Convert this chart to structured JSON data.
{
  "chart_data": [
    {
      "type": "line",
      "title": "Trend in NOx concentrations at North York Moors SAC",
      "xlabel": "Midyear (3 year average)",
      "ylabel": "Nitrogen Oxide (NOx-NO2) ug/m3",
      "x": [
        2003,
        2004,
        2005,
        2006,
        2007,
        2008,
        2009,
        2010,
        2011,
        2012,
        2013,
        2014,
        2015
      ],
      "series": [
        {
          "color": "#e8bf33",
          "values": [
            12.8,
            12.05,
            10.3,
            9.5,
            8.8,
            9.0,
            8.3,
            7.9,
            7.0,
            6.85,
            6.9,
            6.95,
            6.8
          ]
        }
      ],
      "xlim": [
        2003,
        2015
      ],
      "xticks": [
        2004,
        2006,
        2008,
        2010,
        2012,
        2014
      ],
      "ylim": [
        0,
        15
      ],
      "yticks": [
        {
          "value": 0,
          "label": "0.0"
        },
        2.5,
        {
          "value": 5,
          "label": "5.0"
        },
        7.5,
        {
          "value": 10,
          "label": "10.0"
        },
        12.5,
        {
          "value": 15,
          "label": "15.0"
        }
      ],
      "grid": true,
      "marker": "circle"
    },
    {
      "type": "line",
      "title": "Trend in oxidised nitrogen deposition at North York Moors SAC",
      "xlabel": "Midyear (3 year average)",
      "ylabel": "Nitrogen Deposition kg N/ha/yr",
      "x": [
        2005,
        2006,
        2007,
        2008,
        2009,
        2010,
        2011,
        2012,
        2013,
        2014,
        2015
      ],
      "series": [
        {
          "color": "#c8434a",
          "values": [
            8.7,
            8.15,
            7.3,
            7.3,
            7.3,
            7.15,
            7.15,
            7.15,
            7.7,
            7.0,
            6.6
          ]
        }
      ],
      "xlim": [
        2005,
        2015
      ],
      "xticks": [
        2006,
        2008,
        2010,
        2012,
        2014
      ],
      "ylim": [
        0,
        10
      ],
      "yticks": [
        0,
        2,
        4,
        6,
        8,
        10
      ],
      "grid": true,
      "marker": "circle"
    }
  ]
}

§ What is asked
Copy all the records above exactly, missing none.

§ Reply to the task
Convert this chart to structured JSON data.
{
  "chart_data": [
    {
      "type": "line",
      "title": "Trend in NOx concentrations at North York Moors SAC",
      "xlabel": "Midyear (3 year average)",
      "ylabel": "Nitrogen Oxide (NOx-NO2) ug/m3",
      "x": [
        2003,
        2004,
        2005,
        2006,
        2007,
        2008,
        2009,
        2010,
        2011,
        2012,
        2013,
        2014,
        2015
      ],
      "series": [
        {
          "color": "#e8bf33",
          "values": [
            12.8,
            12.05,
            10.3,
            9.5,
            8.8,
            9.0,
            8.3,
            7.9,
            7.0,
            6.85,
            6.9,
            6.95,
            6.8
          ]
        }
      ],
      "xlim": [
        2003,
        2015
      ],
      "xticks": [
        2004,
        2006,
        2008,
        2010,
        2012,
        2014
      ],
      "ylim": [
        0,
        15
      ],
      "yticks": [
        {
          "value": 0,
          "label": "0.0"
        },
        2.5,
        {
          "value": 5,
          "label": "5.0"
        },
        7.5,
        {
          "value": 10,
          "label": "10.0"
        },
        12.5,
        {
          "value": 15,
          "label": "15.0"
        }
      ],
      "grid": true,
      "marker": "circle"
    },
    {
      "type": "line",
      "title": "Trend in oxidised nitrogen deposition at North York Moors SAC",
      "xlabel": "Midyear (3 year average)",
      "ylabel": "Nitrogen Deposition kg N/ha/yr",
      "x": [
        2005,
        2006,
        2007,
        2008,
        2009,
        2010,
        2011,
        2012,
        2013,
        2014,
        2015
      ],
      "series": [
        {
          "color": "#c8434a",
          "values": [
            8.7,
            8.15,
            7.3,
            7.3,
            7.3,
            7.15,
            7.15,
            7.15,
            7.7,
            7.0,
            6.6
          ]
        }
      ],
      "xlim": [
        2005,
        2015
      ],
      "xticks": [
        2006,
        2008,
        2010,
        2012,
        2014
      ],
      "ylim": [
        0,
        10
      ],
      "yticks": [
        0,
        2,
        4,
        6,
        8,
        10
      ],
      "grid": true,
      "marker": "circle"
    }
  ]
}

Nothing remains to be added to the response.